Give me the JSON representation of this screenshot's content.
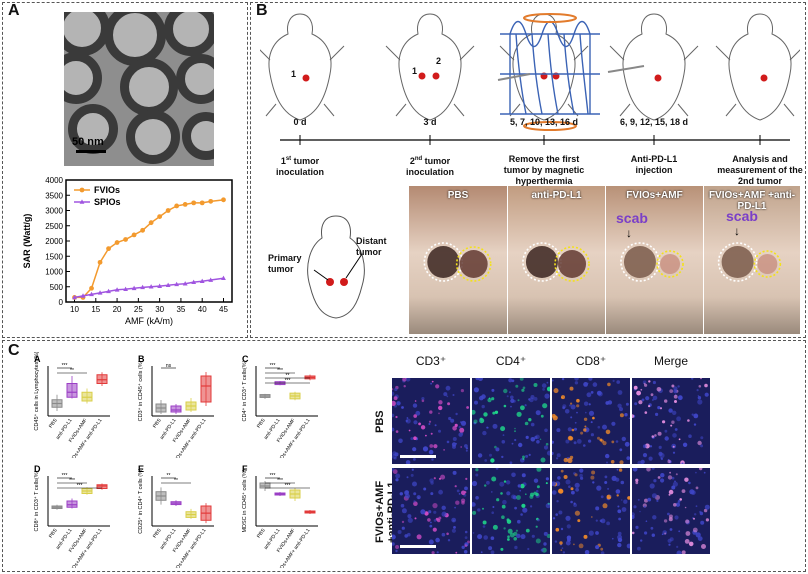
{
  "panels": {
    "a": "A",
    "b": "B",
    "c": "C"
  },
  "panel_a": {
    "scale_bar": "50 nm",
    "chart_data": {
      "type": "line",
      "title": "",
      "xlabel": "AMF (kA/m)",
      "ylabel": "SAR (Watt/g)",
      "xlim": [
        8,
        47
      ],
      "ylim": [
        0,
        4000
      ],
      "xticks": [
        "10",
        "15",
        "20",
        "25",
        "30",
        "35",
        "40",
        "45"
      ],
      "yticks": [
        "0",
        "500",
        "1000",
        "1500",
        "2000",
        "2500",
        "3000",
        "3500",
        "4000"
      ],
      "legend": [
        "FVIOs",
        "SPIOs"
      ],
      "series": [
        {
          "name": "FVIOs",
          "color": "#f39a2e",
          "x": [
            10,
            12,
            14,
            16,
            18,
            20,
            22,
            24,
            26,
            28,
            30,
            32,
            34,
            36,
            38,
            40,
            42,
            45
          ],
          "y": [
            150,
            150,
            450,
            1300,
            1750,
            1950,
            2050,
            2200,
            2350,
            2600,
            2800,
            3000,
            3150,
            3200,
            3250,
            3250,
            3300,
            3350
          ]
        },
        {
          "name": "SPIOs",
          "color": "#a055e0",
          "x": [
            10,
            12,
            14,
            16,
            18,
            20,
            22,
            24,
            26,
            28,
            30,
            32,
            34,
            36,
            38,
            40,
            42,
            45
          ],
          "y": [
            150,
            200,
            250,
            300,
            350,
            400,
            420,
            450,
            480,
            500,
            520,
            550,
            580,
            600,
            650,
            680,
            720,
            780
          ]
        }
      ]
    }
  },
  "panel_b": {
    "timeline": [
      {
        "day": "0 d",
        "label_a": "1",
        "label_sup": "st",
        "label_b": " tumor",
        "label_c": "inoculation"
      },
      {
        "day": "3 d",
        "label_a": "2",
        "label_sup": "nd",
        "label_b": " tumor",
        "label_c": "inoculation"
      },
      {
        "day": "5, 7, 10, 13, 16 d",
        "label_a": "Remove the first",
        "label_sup": "",
        "label_b": "",
        "label_c": "tumor by magnetic hyperthermia"
      },
      {
        "day": "6, 9, 12, 15, 18 d",
        "label_a": "Anti-PD-L1",
        "label_sup": "",
        "label_b": "",
        "label_c": "injection"
      },
      {
        "day": "",
        "label_a": "Analysis and",
        "label_sup": "",
        "label_b": "",
        "label_c": "measurement of the 2nd tumor"
      }
    ],
    "mouse_marks": {
      "one": "1",
      "two": "2"
    },
    "diagram": {
      "primary": "Primary tumor",
      "distant": "Distant tumor"
    },
    "photos": [
      {
        "title": "PBS",
        "scab": ""
      },
      {
        "title": "anti-PD-L1",
        "scab": ""
      },
      {
        "title": "FVIOs+AMF",
        "scab": "scab"
      },
      {
        "title": "FVIOs+AMF +anti-PD-L1",
        "scab": "scab"
      }
    ]
  },
  "panel_c": {
    "plots": [
      {
        "id": "A",
        "ylabel": "CD45⁺ cells in Lymphocytes (%)",
        "sig": [
          "***",
          "**"
        ]
      },
      {
        "id": "B",
        "ylabel": "CD3⁺ in CD45⁺ cells (%)",
        "sig": [
          "ns"
        ]
      },
      {
        "id": "C",
        "ylabel": "CD4⁺ in CD3⁺ T cells(%)",
        "sig": [
          "***",
          "***",
          "**",
          "***"
        ]
      },
      {
        "id": "D",
        "ylabel": "CD8⁺ in CD3⁺ T cells(%)",
        "sig": [
          "***",
          "***",
          "***"
        ]
      },
      {
        "id": "E",
        "ylabel": "CD25⁺ in CD4⁺ T cells (%)",
        "sig": [
          "**",
          "**"
        ]
      },
      {
        "id": "F",
        "ylabel": "MDSC in CD45⁺ cells (%)",
        "sig": [
          "***",
          "***",
          "***"
        ]
      }
    ],
    "groups": [
      "PBS",
      "anti-PD-L1",
      "FVIOs+AMF",
      "FVIOs+AMF+ anti-PD-L1"
    ],
    "box_colors": [
      "#8a8a8a",
      "#9b3fc5",
      "#d9cf4a",
      "#e23a3a"
    ],
    "micro_columns": [
      "CD3⁺",
      "CD4⁺",
      "CD8⁺",
      "Merge"
    ],
    "micro_rows": [
      "PBS",
      "FVIOs+AMF +anti-PD-L1"
    ]
  }
}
---+---
### What you should do
Search the material for the word "tumor". Each line where it is found must be copied.

### Worked solution
        "label_b": " tumor",
        "label_b": " tumor",
        "label_c": "tumor by magnetic hyperthermia"
        "label_c": "measurement of the 2nd tumor"
      "primary": "Primary tumor",
      "distant": "Distant tumor"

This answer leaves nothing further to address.